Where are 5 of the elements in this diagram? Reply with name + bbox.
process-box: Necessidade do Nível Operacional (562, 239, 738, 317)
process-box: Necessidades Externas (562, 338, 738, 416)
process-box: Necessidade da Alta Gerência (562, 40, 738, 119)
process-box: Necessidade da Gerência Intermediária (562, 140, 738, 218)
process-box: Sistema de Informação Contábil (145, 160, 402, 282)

┄┄┄┄┄┄┄┄┄┄┄┄┄┄┄┄┄┄┄┄

The problem:
Present each line of the items above as a numbered list, skipping any blank lines.

Output for this exercise:
1. Where are 5 of the elements in this diagram? Reply with name + bbox.
2. process-box: Necessidade do Nível Operacional (562, 239, 738, 317)
3. process-box: Necessidades Externas (562, 338, 738, 416)
4. process-box: Necessidade da Alta Gerência (562, 40, 738, 119)
5. process-box: Necessidade da Gerência Intermediária (562, 140, 738, 218)
6. process-box: Sistema de Informação Contábil (145, 160, 402, 282)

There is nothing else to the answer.